What is being asked:
Reproduce each of the lines below without any change.

start Provided material

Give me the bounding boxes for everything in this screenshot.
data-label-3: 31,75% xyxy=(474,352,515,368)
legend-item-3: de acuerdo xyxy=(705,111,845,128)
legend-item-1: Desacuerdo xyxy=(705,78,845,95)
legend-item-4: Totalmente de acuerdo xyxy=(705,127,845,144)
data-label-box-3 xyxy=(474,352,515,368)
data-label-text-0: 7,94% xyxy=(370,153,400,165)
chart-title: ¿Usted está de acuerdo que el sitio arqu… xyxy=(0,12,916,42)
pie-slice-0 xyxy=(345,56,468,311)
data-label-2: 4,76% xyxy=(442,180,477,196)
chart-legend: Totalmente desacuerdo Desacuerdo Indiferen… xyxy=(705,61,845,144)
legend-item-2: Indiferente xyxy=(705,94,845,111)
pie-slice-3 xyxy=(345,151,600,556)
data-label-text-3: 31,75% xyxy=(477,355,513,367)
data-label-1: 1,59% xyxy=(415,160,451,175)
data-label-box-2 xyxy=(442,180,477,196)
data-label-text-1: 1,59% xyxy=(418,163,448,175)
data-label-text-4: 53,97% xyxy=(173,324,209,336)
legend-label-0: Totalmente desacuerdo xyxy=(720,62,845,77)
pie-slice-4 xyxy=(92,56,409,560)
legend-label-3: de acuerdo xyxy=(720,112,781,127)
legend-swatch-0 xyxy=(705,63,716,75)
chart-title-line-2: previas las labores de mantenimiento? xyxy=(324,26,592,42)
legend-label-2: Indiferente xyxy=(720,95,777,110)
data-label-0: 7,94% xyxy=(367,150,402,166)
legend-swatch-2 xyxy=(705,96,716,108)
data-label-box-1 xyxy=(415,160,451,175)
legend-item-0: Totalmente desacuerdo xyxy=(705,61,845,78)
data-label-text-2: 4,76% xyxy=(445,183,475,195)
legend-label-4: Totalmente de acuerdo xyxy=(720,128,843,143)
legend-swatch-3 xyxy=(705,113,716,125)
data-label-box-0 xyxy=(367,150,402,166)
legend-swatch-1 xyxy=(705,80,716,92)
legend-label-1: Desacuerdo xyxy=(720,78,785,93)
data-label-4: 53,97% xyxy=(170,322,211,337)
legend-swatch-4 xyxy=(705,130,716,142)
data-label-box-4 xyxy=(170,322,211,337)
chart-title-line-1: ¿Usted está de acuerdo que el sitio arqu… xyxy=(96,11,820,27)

end Provided material

Worked solution:
Give me the bounding boxes for everything in this screenshot.
data-label-3: 31,75% xyxy=(474,352,515,368)
legend-item-3: de acuerdo xyxy=(705,111,845,128)
legend-item-1: Desacuerdo xyxy=(705,78,845,95)
legend-item-4: Totalmente de acuerdo xyxy=(705,127,845,144)
data-label-box-3 xyxy=(474,352,515,368)
data-label-text-0: 7,94% xyxy=(370,153,400,165)
chart-title: ¿Usted está de acuerdo que el sitio arqu… xyxy=(0,12,916,42)
pie-slice-0 xyxy=(345,56,468,311)
data-label-2: 4,76% xyxy=(442,180,477,196)
chart-legend: Totalmente desacuerdo Desacuerdo Indiferen… xyxy=(705,61,845,144)
legend-item-2: Indiferente xyxy=(705,94,845,111)
pie-slice-3 xyxy=(345,151,600,556)
data-label-text-3: 31,75% xyxy=(477,355,513,367)
data-label-1: 1,59% xyxy=(415,160,451,175)
data-label-box-2 xyxy=(442,180,477,196)
data-label-text-1: 1,59% xyxy=(418,163,448,175)
data-label-text-4: 53,97% xyxy=(173,324,209,336)
legend-label-0: Totalmente desacuerdo xyxy=(720,62,845,77)
pie-slice-4 xyxy=(92,56,409,560)
legend-label-3: de acuerdo xyxy=(720,112,781,127)
legend-swatch-0 xyxy=(705,63,716,75)
chart-title-line-2: previas las labores de mantenimiento? xyxy=(324,26,592,42)
legend-label-2: Indiferente xyxy=(720,95,777,110)
data-label-0: 7,94% xyxy=(367,150,402,166)
legend-swatch-2 xyxy=(705,96,716,108)
data-label-box-1 xyxy=(415,160,451,175)
legend-item-0: Totalmente desacuerdo xyxy=(705,61,845,78)
data-label-text-2: 4,76% xyxy=(445,183,475,195)
legend-label-4: Totalmente de acuerdo xyxy=(720,128,843,143)
legend-swatch-3 xyxy=(705,113,716,125)
data-label-box-0 xyxy=(367,150,402,166)
legend-swatch-1 xyxy=(705,80,716,92)
legend-label-1: Desacuerdo xyxy=(720,78,785,93)
data-label-4: 53,97% xyxy=(170,322,211,337)
legend-swatch-4 xyxy=(705,130,716,142)
data-label-box-4 xyxy=(170,322,211,337)
chart-title-line-1: ¿Usted está de acuerdo que el sitio arqu… xyxy=(96,11,820,27)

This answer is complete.